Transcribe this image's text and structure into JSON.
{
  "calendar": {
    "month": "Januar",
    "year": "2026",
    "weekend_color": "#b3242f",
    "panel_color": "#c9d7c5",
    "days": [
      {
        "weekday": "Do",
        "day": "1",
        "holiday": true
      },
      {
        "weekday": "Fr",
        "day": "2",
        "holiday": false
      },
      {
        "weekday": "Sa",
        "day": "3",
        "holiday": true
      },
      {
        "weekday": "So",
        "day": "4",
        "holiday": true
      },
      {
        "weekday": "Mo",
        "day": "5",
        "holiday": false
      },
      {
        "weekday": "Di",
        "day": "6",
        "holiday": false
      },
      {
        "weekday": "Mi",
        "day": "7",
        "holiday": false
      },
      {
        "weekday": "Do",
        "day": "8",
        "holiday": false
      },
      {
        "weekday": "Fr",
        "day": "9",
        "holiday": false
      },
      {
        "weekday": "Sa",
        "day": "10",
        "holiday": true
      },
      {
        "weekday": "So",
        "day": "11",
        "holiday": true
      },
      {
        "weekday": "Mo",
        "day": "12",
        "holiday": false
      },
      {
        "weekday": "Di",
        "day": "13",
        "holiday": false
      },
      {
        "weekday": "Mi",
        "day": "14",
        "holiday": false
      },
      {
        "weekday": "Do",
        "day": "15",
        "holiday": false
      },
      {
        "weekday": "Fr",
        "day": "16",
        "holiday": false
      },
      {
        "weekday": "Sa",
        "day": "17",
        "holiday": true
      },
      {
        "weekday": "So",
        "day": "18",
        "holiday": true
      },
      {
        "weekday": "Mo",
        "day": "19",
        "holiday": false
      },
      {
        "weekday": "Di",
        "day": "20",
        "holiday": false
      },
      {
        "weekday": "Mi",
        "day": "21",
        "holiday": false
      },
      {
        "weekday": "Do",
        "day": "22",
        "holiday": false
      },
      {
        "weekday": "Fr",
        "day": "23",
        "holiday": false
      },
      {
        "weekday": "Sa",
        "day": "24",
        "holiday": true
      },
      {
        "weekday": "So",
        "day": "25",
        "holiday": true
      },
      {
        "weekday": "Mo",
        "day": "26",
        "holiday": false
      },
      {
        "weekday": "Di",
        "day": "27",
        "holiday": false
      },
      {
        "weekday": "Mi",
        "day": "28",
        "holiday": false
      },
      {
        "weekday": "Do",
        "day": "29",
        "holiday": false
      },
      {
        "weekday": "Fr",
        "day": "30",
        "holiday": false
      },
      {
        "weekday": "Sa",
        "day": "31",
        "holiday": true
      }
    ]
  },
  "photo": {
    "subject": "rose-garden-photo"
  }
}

Written problem: All of the entries must be quoted exactly; please include each one.

Expected answer:
Transcribe this image's text and structure into JSON.
{
  "calendar": {
    "month": "Januar",
    "year": "2026",
    "weekend_color": "#b3242f",
    "panel_color": "#c9d7c5",
    "days": [
      {
        "weekday": "Do",
        "day": "1",
        "holiday": true
      },
      {
        "weekday": "Fr",
        "day": "2",
        "holiday": false
      },
      {
        "weekday": "Sa",
        "day": "3",
        "holiday": true
      },
      {
        "weekday": "So",
        "day": "4",
        "holiday": true
      },
      {
        "weekday": "Mo",
        "day": "5",
        "holiday": false
      },
      {
        "weekday": "Di",
        "day": "6",
        "holiday": false
      },
      {
        "weekday": "Mi",
        "day": "7",
        "holiday": false
      },
      {
        "weekday": "Do",
        "day": "8",
        "holiday": false
      },
      {
        "weekday": "Fr",
        "day": "9",
        "holiday": false
      },
      {
        "weekday": "Sa",
        "day": "10",
        "holiday": true
      },
      {
        "weekday": "So",
        "day": "11",
        "holiday": true
      },
      {
        "weekday": "Mo",
        "day": "12",
        "holiday": false
      },
      {
        "weekday": "Di",
        "day": "13",
        "holiday": false
      },
      {
        "weekday": "Mi",
        "day": "14",
        "holiday": false
      },
      {
        "weekday": "Do",
        "day": "15",
        "holiday": false
      },
      {
        "weekday": "Fr",
        "day": "16",
        "holiday": false
      },
      {
        "weekday": "Sa",
        "day": "17",
        "holiday": true
      },
      {
        "weekday": "So",
        "day": "18",
        "holiday": true
      },
      {
        "weekday": "Mo",
        "day": "19",
        "holiday": false
      },
      {
        "weekday": "Di",
        "day": "20",
        "holiday": false
      },
      {
        "weekday": "Mi",
        "day": "21",
        "holiday": false
      },
      {
        "weekday": "Do",
        "day": "22",
        "holiday": false
      },
      {
        "weekday": "Fr",
        "day": "23",
        "holiday": false
      },
      {
        "weekday": "Sa",
        "day": "24",
        "holiday": true
      },
      {
        "weekday": "So",
        "day": "25",
        "holiday": true
      },
      {
        "weekday": "Mo",
        "day": "26",
        "holiday": false
      },
      {
        "weekday": "Di",
        "day": "27",
        "holiday": false
      },
      {
        "weekday": "Mi",
        "day": "28",
        "holiday": false
      },
      {
        "weekday": "Do",
        "day": "29",
        "holiday": false
      },
      {
        "weekday": "Fr",
        "day": "30",
        "holiday": false
      },
      {
        "weekday": "Sa",
        "day": "31",
        "holiday": true
      }
    ]
  },
  "photo": {
    "subject": "rose-garden-photo"
  }
}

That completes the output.